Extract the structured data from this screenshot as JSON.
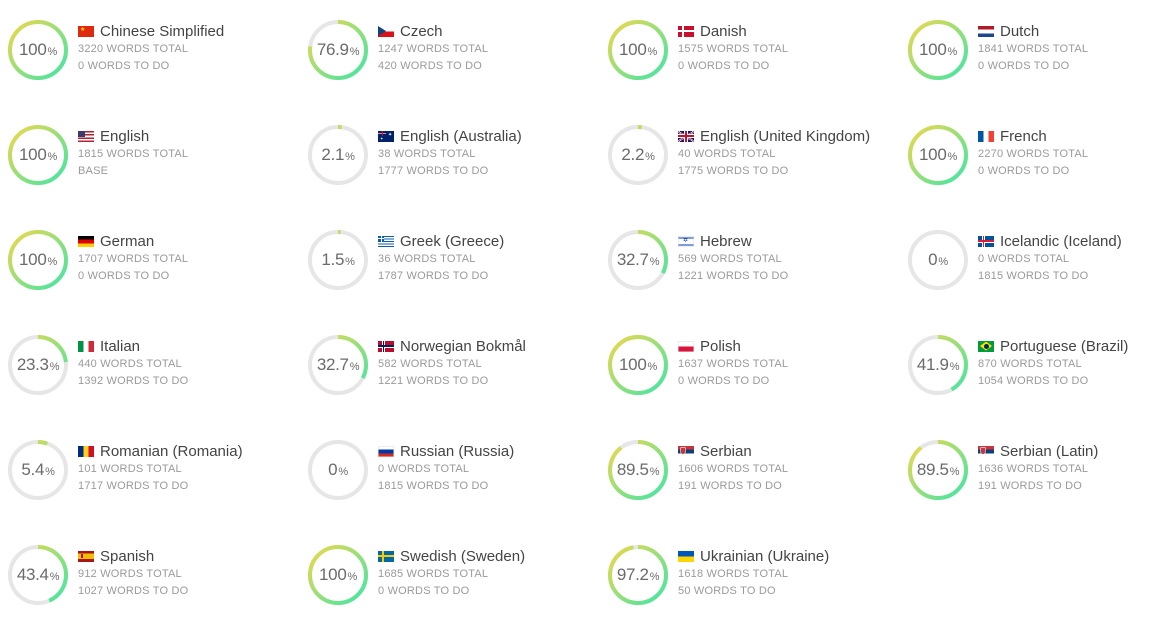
{
  "labels": {
    "percent_suffix": "%",
    "words_total_suffix": "WORDS TOTAL",
    "words_todo_suffix": "WORDS TO DO",
    "base_label": "BASE"
  },
  "colors": {
    "ring_track": "#e6e6e6",
    "ring_start": "#3ee6a6",
    "ring_end": "#f0d84a"
  },
  "languages": [
    {
      "name": "Chinese Simplified",
      "flag": "cn-flag",
      "percent": "100",
      "words_total": "3220 WORDS TOTAL",
      "words_todo": "0 WORDS TO DO"
    },
    {
      "name": "Czech",
      "flag": "cz-flag",
      "percent": "76.9",
      "words_total": "1247 WORDS TOTAL",
      "words_todo": "420 WORDS TO DO"
    },
    {
      "name": "Danish",
      "flag": "dk-flag",
      "percent": "100",
      "words_total": "1575 WORDS TOTAL",
      "words_todo": "0 WORDS TO DO"
    },
    {
      "name": "Dutch",
      "flag": "nl-flag",
      "percent": "100",
      "words_total": "1841 WORDS TOTAL",
      "words_todo": "0 WORDS TO DO"
    },
    {
      "name": "English",
      "flag": "us-flag",
      "percent": "100",
      "words_total": "1815 WORDS TOTAL",
      "words_todo": "BASE"
    },
    {
      "name": "English (Australia)",
      "flag": "au-flag",
      "percent": "2.1",
      "words_total": "38 WORDS TOTAL",
      "words_todo": "1777 WORDS TO DO"
    },
    {
      "name": "English (United Kingdom)",
      "flag": "gb-flag",
      "percent": "2.2",
      "words_total": "40 WORDS TOTAL",
      "words_todo": "1775 WORDS TO DO"
    },
    {
      "name": "French",
      "flag": "fr-flag",
      "percent": "100",
      "words_total": "2270 WORDS TOTAL",
      "words_todo": "0 WORDS TO DO"
    },
    {
      "name": "German",
      "flag": "de-flag",
      "percent": "100",
      "words_total": "1707 WORDS TOTAL",
      "words_todo": "0 WORDS TO DO"
    },
    {
      "name": "Greek (Greece)",
      "flag": "gr-flag",
      "percent": "1.5",
      "words_total": "36 WORDS TOTAL",
      "words_todo": "1787 WORDS TO DO"
    },
    {
      "name": "Hebrew",
      "flag": "il-flag",
      "percent": "32.7",
      "words_total": "569 WORDS TOTAL",
      "words_todo": "1221 WORDS TO DO"
    },
    {
      "name": "Icelandic (Iceland)",
      "flag": "is-flag",
      "percent": "0",
      "words_total": "0 WORDS TOTAL",
      "words_todo": "1815 WORDS TO DO"
    },
    {
      "name": "Italian",
      "flag": "it-flag",
      "percent": "23.3",
      "words_total": "440 WORDS TOTAL",
      "words_todo": "1392 WORDS TO DO"
    },
    {
      "name": "Norwegian Bokmål",
      "flag": "no-flag",
      "percent": "32.7",
      "words_total": "582 WORDS TOTAL",
      "words_todo": "1221 WORDS TO DO"
    },
    {
      "name": "Polish",
      "flag": "pl-flag",
      "percent": "100",
      "words_total": "1637 WORDS TOTAL",
      "words_todo": "0 WORDS TO DO"
    },
    {
      "name": "Portuguese (Brazil)",
      "flag": "br-flag",
      "percent": "41.9",
      "words_total": "870 WORDS TOTAL",
      "words_todo": "1054 WORDS TO DO"
    },
    {
      "name": "Romanian (Romania)",
      "flag": "ro-flag",
      "percent": "5.4",
      "words_total": "101 WORDS TOTAL",
      "words_todo": "1717 WORDS TO DO"
    },
    {
      "name": "Russian (Russia)",
      "flag": "ru-flag",
      "percent": "0",
      "words_total": "0 WORDS TOTAL",
      "words_todo": "1815 WORDS TO DO"
    },
    {
      "name": "Serbian",
      "flag": "rs-flag",
      "percent": "89.5",
      "words_total": "1606 WORDS TOTAL",
      "words_todo": "191 WORDS TO DO"
    },
    {
      "name": "Serbian (Latin)",
      "flag": "rs-flag",
      "percent": "89.5",
      "words_total": "1636 WORDS TOTAL",
      "words_todo": "191 WORDS TO DO"
    },
    {
      "name": "Spanish",
      "flag": "es-flag",
      "percent": "43.4",
      "words_total": "912 WORDS TOTAL",
      "words_todo": "1027 WORDS TO DO"
    },
    {
      "name": "Swedish (Sweden)",
      "flag": "se-flag",
      "percent": "100",
      "words_total": "1685 WORDS TOTAL",
      "words_todo": "0 WORDS TO DO"
    },
    {
      "name": "Ukrainian (Ukraine)",
      "flag": "ua-flag",
      "percent": "97.2",
      "words_total": "1618 WORDS TOTAL",
      "words_todo": "50 WORDS TO DO"
    }
  ]
}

--------------------

Directions - Return the full material word for word. Do not include the pictures.

Exercise output -
Extract the structured data from this screenshot as JSON.
{
  "labels": {
    "percent_suffix": "%",
    "words_total_suffix": "WORDS TOTAL",
    "words_todo_suffix": "WORDS TO DO",
    "base_label": "BASE"
  },
  "colors": {
    "ring_track": "#e6e6e6",
    "ring_start": "#3ee6a6",
    "ring_end": "#f0d84a"
  },
  "languages": [
    {
      "name": "Chinese Simplified",
      "flag": "cn-flag",
      "percent": "100",
      "words_total": "3220 WORDS TOTAL",
      "words_todo": "0 WORDS TO DO"
    },
    {
      "name": "Czech",
      "flag": "cz-flag",
      "percent": "76.9",
      "words_total": "1247 WORDS TOTAL",
      "words_todo": "420 WORDS TO DO"
    },
    {
      "name": "Danish",
      "flag": "dk-flag",
      "percent": "100",
      "words_total": "1575 WORDS TOTAL",
      "words_todo": "0 WORDS TO DO"
    },
    {
      "name": "Dutch",
      "flag": "nl-flag",
      "percent": "100",
      "words_total": "1841 WORDS TOTAL",
      "words_todo": "0 WORDS TO DO"
    },
    {
      "name": "English",
      "flag": "us-flag",
      "percent": "100",
      "words_total": "1815 WORDS TOTAL",
      "words_todo": "BASE"
    },
    {
      "name": "English (Australia)",
      "flag": "au-flag",
      "percent": "2.1",
      "words_total": "38 WORDS TOTAL",
      "words_todo": "1777 WORDS TO DO"
    },
    {
      "name": "English (United Kingdom)",
      "flag": "gb-flag",
      "percent": "2.2",
      "words_total": "40 WORDS TOTAL",
      "words_todo": "1775 WORDS TO DO"
    },
    {
      "name": "French",
      "flag": "fr-flag",
      "percent": "100",
      "words_total": "2270 WORDS TOTAL",
      "words_todo": "0 WORDS TO DO"
    },
    {
      "name": "German",
      "flag": "de-flag",
      "percent": "100",
      "words_total": "1707 WORDS TOTAL",
      "words_todo": "0 WORDS TO DO"
    },
    {
      "name": "Greek (Greece)",
      "flag": "gr-flag",
      "percent": "1.5",
      "words_total": "36 WORDS TOTAL",
      "words_todo": "1787 WORDS TO DO"
    },
    {
      "name": "Hebrew",
      "flag": "il-flag",
      "percent": "32.7",
      "words_total": "569 WORDS TOTAL",
      "words_todo": "1221 WORDS TO DO"
    },
    {
      "name": "Icelandic (Iceland)",
      "flag": "is-flag",
      "percent": "0",
      "words_total": "0 WORDS TOTAL",
      "words_todo": "1815 WORDS TO DO"
    },
    {
      "name": "Italian",
      "flag": "it-flag",
      "percent": "23.3",
      "words_total": "440 WORDS TOTAL",
      "words_todo": "1392 WORDS TO DO"
    },
    {
      "name": "Norwegian Bokmål",
      "flag": "no-flag",
      "percent": "32.7",
      "words_total": "582 WORDS TOTAL",
      "words_todo": "1221 WORDS TO DO"
    },
    {
      "name": "Polish",
      "flag": "pl-flag",
      "percent": "100",
      "words_total": "1637 WORDS TOTAL",
      "words_todo": "0 WORDS TO DO"
    },
    {
      "name": "Portuguese (Brazil)",
      "flag": "br-flag",
      "percent": "41.9",
      "words_total": "870 WORDS TOTAL",
      "words_todo": "1054 WORDS TO DO"
    },
    {
      "name": "Romanian (Romania)",
      "flag": "ro-flag",
      "percent": "5.4",
      "words_total": "101 WORDS TOTAL",
      "words_todo": "1717 WORDS TO DO"
    },
    {
      "name": "Russian (Russia)",
      "flag": "ru-flag",
      "percent": "0",
      "words_total": "0 WORDS TOTAL",
      "words_todo": "1815 WORDS TO DO"
    },
    {
      "name": "Serbian",
      "flag": "rs-flag",
      "percent": "89.5",
      "words_total": "1606 WORDS TOTAL",
      "words_todo": "191 WORDS TO DO"
    },
    {
      "name": "Serbian (Latin)",
      "flag": "rs-flag",
      "percent": "89.5",
      "words_total": "1636 WORDS TOTAL",
      "words_todo": "191 WORDS TO DO"
    },
    {
      "name": "Spanish",
      "flag": "es-flag",
      "percent": "43.4",
      "words_total": "912 WORDS TOTAL",
      "words_todo": "1027 WORDS TO DO"
    },
    {
      "name": "Swedish (Sweden)",
      "flag": "se-flag",
      "percent": "100",
      "words_total": "1685 WORDS TOTAL",
      "words_todo": "0 WORDS TO DO"
    },
    {
      "name": "Ukrainian (Ukraine)",
      "flag": "ua-flag",
      "percent": "97.2",
      "words_total": "1618 WORDS TOTAL",
      "words_todo": "50 WORDS TO DO"
    }
  ]
}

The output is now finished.